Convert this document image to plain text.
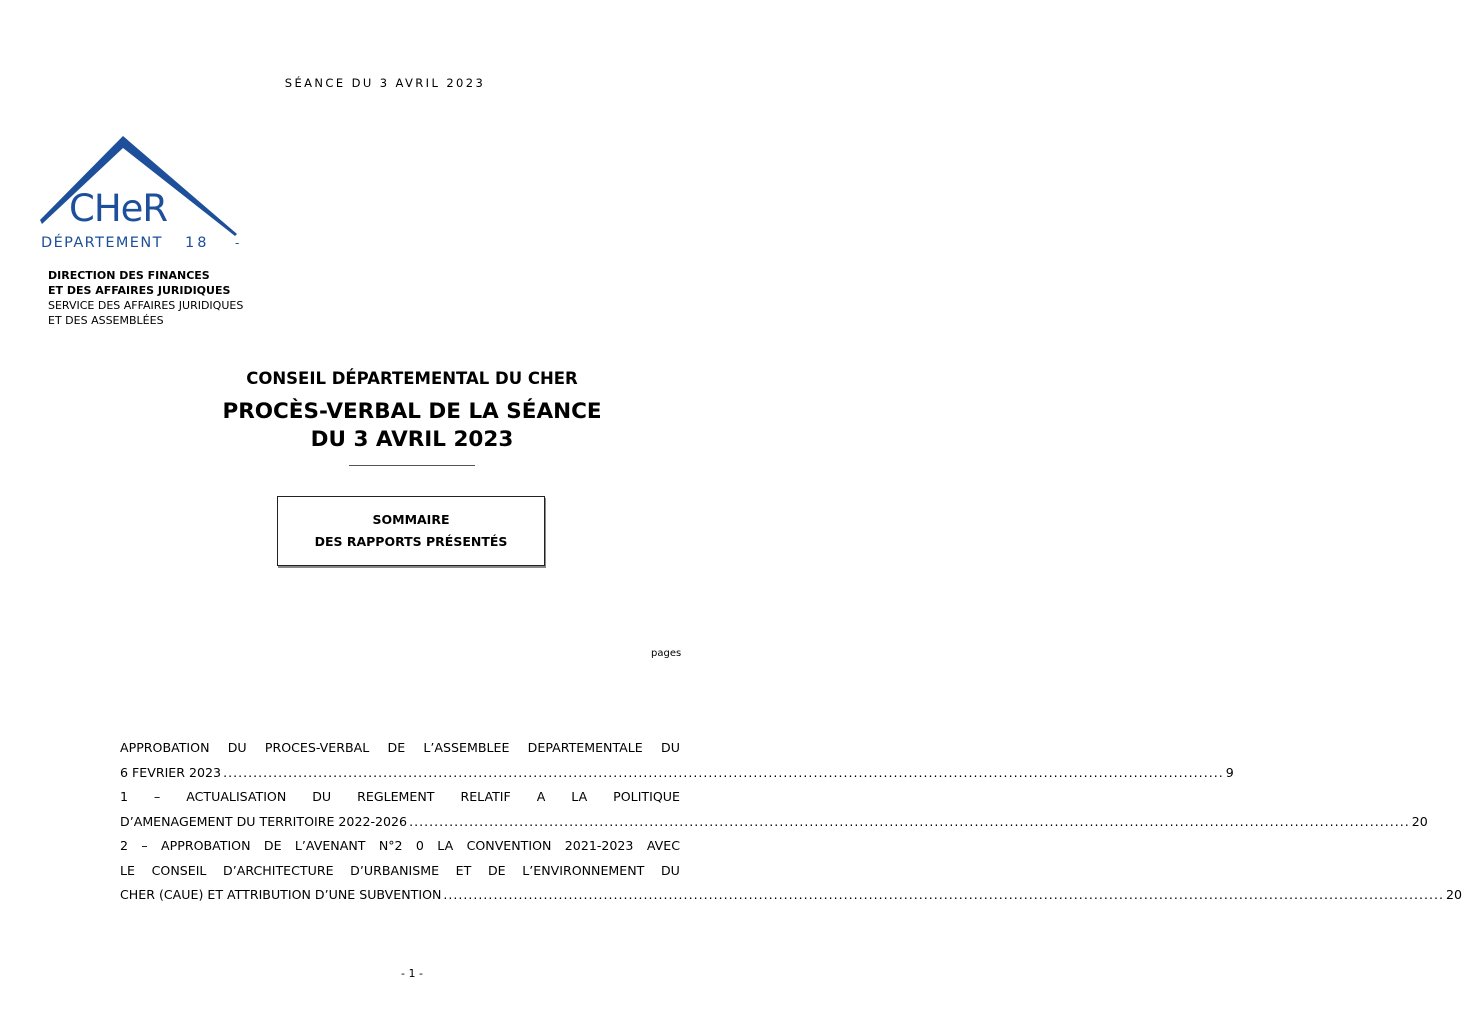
SÉANCE DU 3 AVRIL 2023
CHeR
DÉPARTEMENT 18 -
DIRECTION DES FINANCES
ET DES AFFAIRES JURIDIQUES
SERVICE DES AFFAIRES JURIDIQUES
ET DES ASSEMBLÉES
CONSEIL DÉPARTEMENTAL DU CHER
PROCÈS-VERBAL DE LA SÉANCE
DU 3 AVRIL 2023
SOMMAIRE
DES RAPPORTS PRÉSENTÉS
pages
APPROBATION DU PROCES-VERBAL DE L’ASSEMBLEE DEPARTEMENTALE DU
6 FEVRIER 2023 ........................................................................................................................................................................................................ 9
1 – ACTUALISATION DU REGLEMENT RELATIF A LA POLITIQUE
D’AMENAGEMENT DU TERRITOIRE 2022-2026 ........................................................................................................................................................................................................ 20
2 – APPROBATION DE L’AVENANT N°2 0 LA CONVENTION 2021-2023 AVEC
LE CONSEIL D’ARCHITECTURE D’URBANISME ET DE L’ENVIRONNEMENT DU
CHER (CAUE) ET ATTRIBUTION D’UNE SUBVENTION ........................................................................................................................................................................................................ 20
- 1 -
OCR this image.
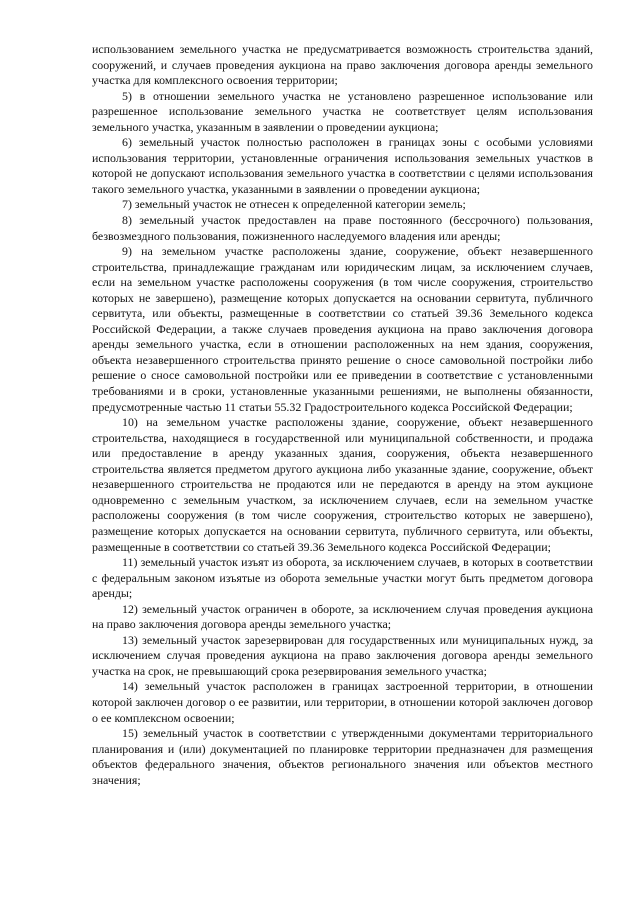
использованием земельного участка не предусматривается возможность строительства зданий, сооружений, и случаев проведения аукциона на право заключения договора аренды земельного участка для комплексного освоения территории;

5) в отношении земельного участка не установлено разрешенное использование или разрешенное использование земельного участка не соответствует целям использования земельного участка, указанным в заявлении о проведении аукциона;

6) земельный участок полностью расположен в границах зоны с особыми условиями использования территории, установленные ограничения использования земельных участков в которой не допускают использования земельного участка в соответствии с целями использования такого земельного участка, указанными в заявлении о проведении аукциона;

7) земельный участок не отнесен к определенной категории земель;

8) земельный участок предоставлен на праве постоянного (бессрочного) пользования, безвозмездного пользования, пожизненного наследуемого владения или аренды;

9) на земельном участке расположены здание, сооружение, объект незавершенного строительства, принадлежащие гражданам или юридическим лицам, за исключением случаев, если на земельном участке расположены сооружения (в том числе сооружения, строительство которых не завершено), размещение которых допускается на основании сервитута, публичного сервитута, или объекты, размещенные в соответствии со статьей 39.36 Земельного кодекса Российской Федерации, а также случаев проведения аукциона на право заключения договора аренды земельного участка, если в отношении расположенных на нем здания, сооружения, объекта незавершенного строительства принято решение о сносе самовольной постройки либо решение о сносе самовольной постройки или ее приведении в соответствие с установленными требованиями и в сроки, установленные указанными решениями, не выполнены обязанности, предусмотренные частью 11 статьи 55.32 Градостроительного кодекса Российской Федерации;

10) на земельном участке расположены здание, сооружение, объект незавершенного строительства, находящиеся в государственной или муниципальной собственности, и продажа или предоставление в аренду указанных здания, сооружения, объекта незавершенного строительства является предметом другого аукциона либо указанные здание, сооружение, объект незавершенного строительства не продаются или не передаются в аренду на этом аукционе одновременно с земельным участком, за исключением случаев, если на земельном участке расположены сооружения (в том числе сооружения, строительство которых не завершено), размещение которых допускается на основании сервитута, публичного сервитута, или объекты, размещенные в соответствии со статьей 39.36 Земельного кодекса Российской Федерации;

11) земельный участок изъят из оборота, за исключением случаев, в которых в соответствии с федеральным законом изъятые из оборота земельные участки могут быть предметом договора аренды;

12) земельный участок ограничен в обороте, за исключением случая проведения аукциона на право заключения договора аренды земельного участка;

13) земельный участок зарезервирован для государственных или муниципальных нужд, за исключением случая проведения аукциона на право заключения договора аренды земельного участка на срок, не превышающий срока резервирования земельного участка;

14) земельный участок расположен в границах застроенной территории, в отношении которой заключен договор о ее развитии, или территории, в отношении которой заключен договор о ее комплексном освоении;

15) земельный участок в соответствии с утвержденными документами территориального планирования и (или) документацией по планировке территории предназначен для размещения объектов федерального значения, объектов регионального значения или объектов местного значения;
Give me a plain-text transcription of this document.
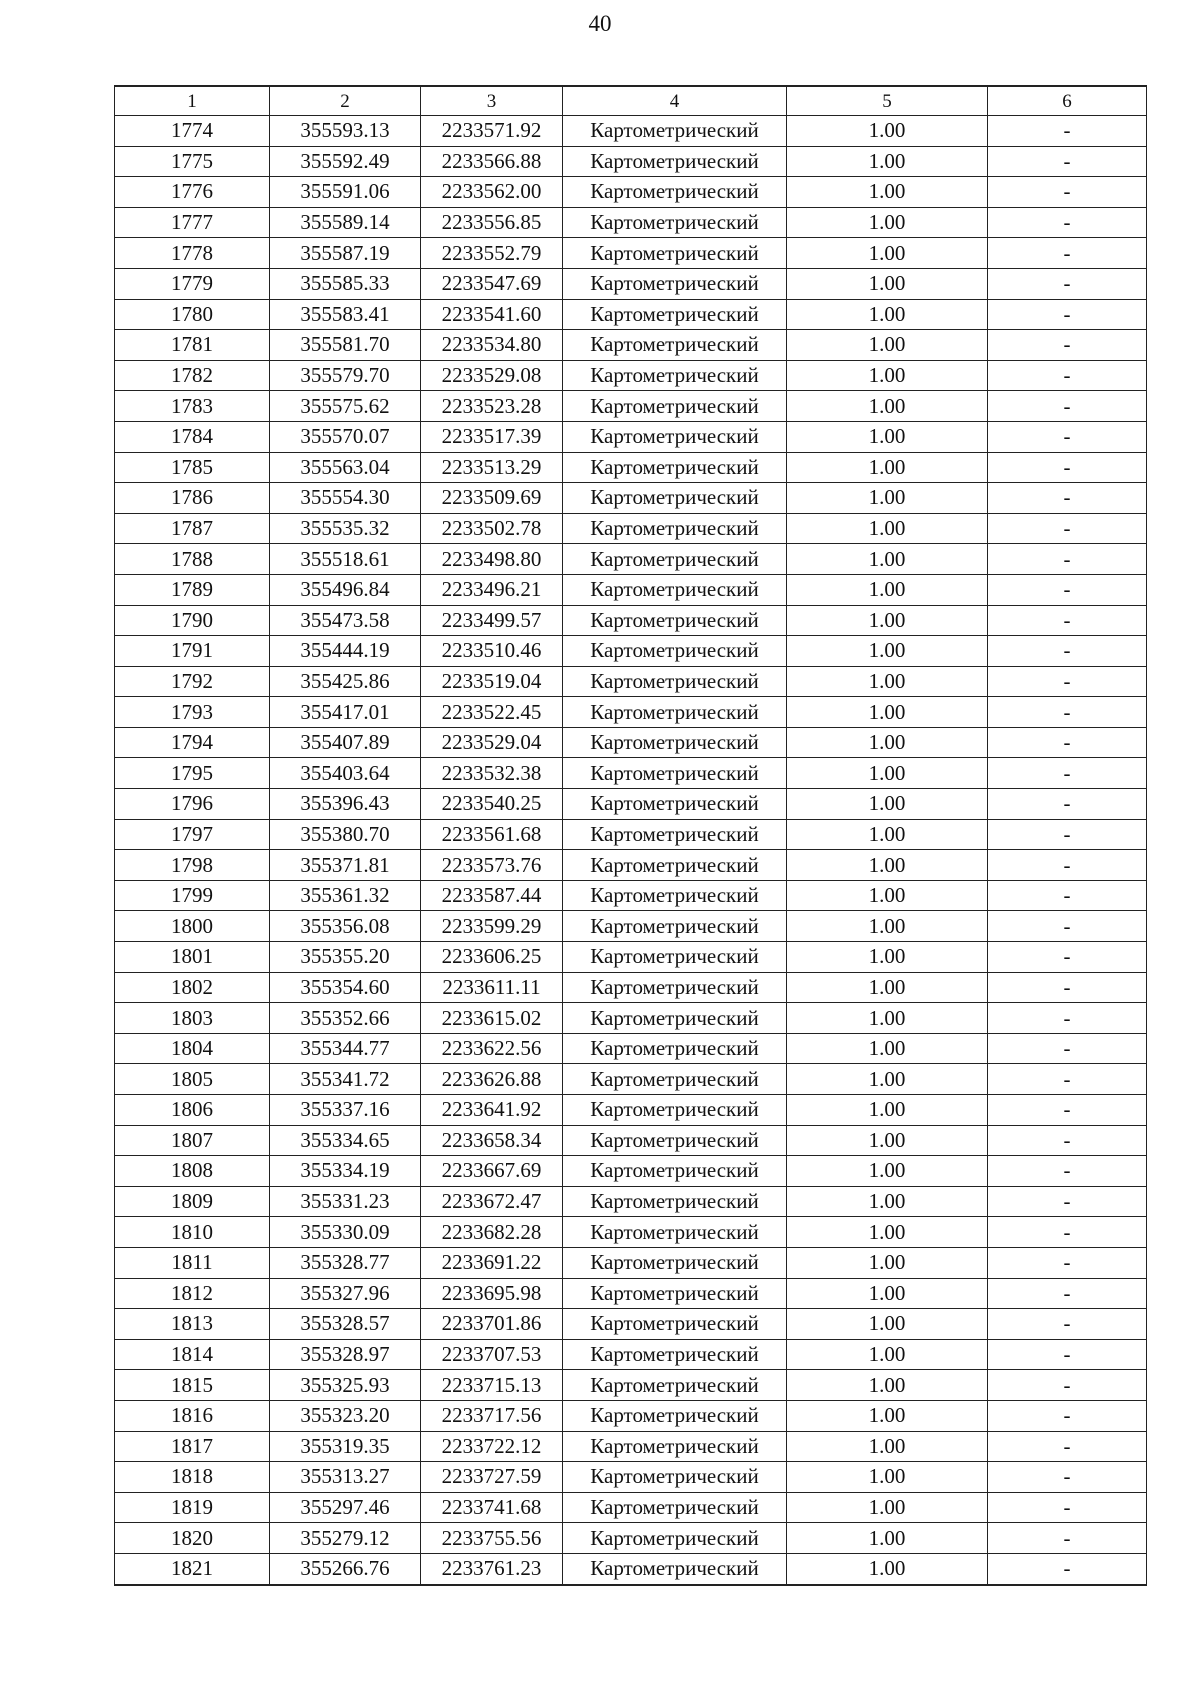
40
1	2	3	4	5	6
1774	355593.13	2233571.92	Картометрический	1.00	-
1775	355592.49	2233566.88	Картометрический	1.00	-
1776	355591.06	2233562.00	Картометрический	1.00	-
1777	355589.14	2233556.85	Картометрический	1.00	-
1778	355587.19	2233552.79	Картометрический	1.00	-
1779	355585.33	2233547.69	Картометрический	1.00	-
1780	355583.41	2233541.60	Картометрический	1.00	-
1781	355581.70	2233534.80	Картометрический	1.00	-
1782	355579.70	2233529.08	Картометрический	1.00	-
1783	355575.62	2233523.28	Картометрический	1.00	-
1784	355570.07	2233517.39	Картометрический	1.00	-
1785	355563.04	2233513.29	Картометрический	1.00	-
1786	355554.30	2233509.69	Картометрический	1.00	-
1787	355535.32	2233502.78	Картометрический	1.00	-
1788	355518.61	2233498.80	Картометрический	1.00	-
1789	355496.84	2233496.21	Картометрический	1.00	-
1790	355473.58	2233499.57	Картометрический	1.00	-
1791	355444.19	2233510.46	Картометрический	1.00	-
1792	355425.86	2233519.04	Картометрический	1.00	-
1793	355417.01	2233522.45	Картометрический	1.00	-
1794	355407.89	2233529.04	Картометрический	1.00	-
1795	355403.64	2233532.38	Картометрический	1.00	-
1796	355396.43	2233540.25	Картометрический	1.00	-
1797	355380.70	2233561.68	Картометрический	1.00	-
1798	355371.81	2233573.76	Картометрический	1.00	-
1799	355361.32	2233587.44	Картометрический	1.00	-
1800	355356.08	2233599.29	Картометрический	1.00	-
1801	355355.20	2233606.25	Картометрический	1.00	-
1802	355354.60	2233611.11	Картометрический	1.00	-
1803	355352.66	2233615.02	Картометрический	1.00	-
1804	355344.77	2233622.56	Картометрический	1.00	-
1805	355341.72	2233626.88	Картометрический	1.00	-
1806	355337.16	2233641.92	Картометрический	1.00	-
1807	355334.65	2233658.34	Картометрический	1.00	-
1808	355334.19	2233667.69	Картометрический	1.00	-
1809	355331.23	2233672.47	Картометрический	1.00	-
1810	355330.09	2233682.28	Картометрический	1.00	-
1811	355328.77	2233691.22	Картометрический	1.00	-
1812	355327.96	2233695.98	Картометрический	1.00	-
1813	355328.57	2233701.86	Картометрический	1.00	-
1814	355328.97	2233707.53	Картометрический	1.00	-
1815	355325.93	2233715.13	Картометрический	1.00	-
1816	355323.20	2233717.56	Картометрический	1.00	-
1817	355319.35	2233722.12	Картометрический	1.00	-
1818	355313.27	2233727.59	Картометрический	1.00	-
1819	355297.46	2233741.68	Картометрический	1.00	-
1820	355279.12	2233755.56	Картометрический	1.00	-
1821	355266.76	2233761.23	Картометрический	1.00	-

Written exercise: Pull every line containing "APPROBATION" out of the records.

Solution for this task:
APPROBATION DU PROCES-VERBAL DE L’ASSEMBLEE DEPARTEMENTALE DU
2 – APPROBATION DE L’AVENANT N°2 0 LA CONVENTION 2021-2023 AVEC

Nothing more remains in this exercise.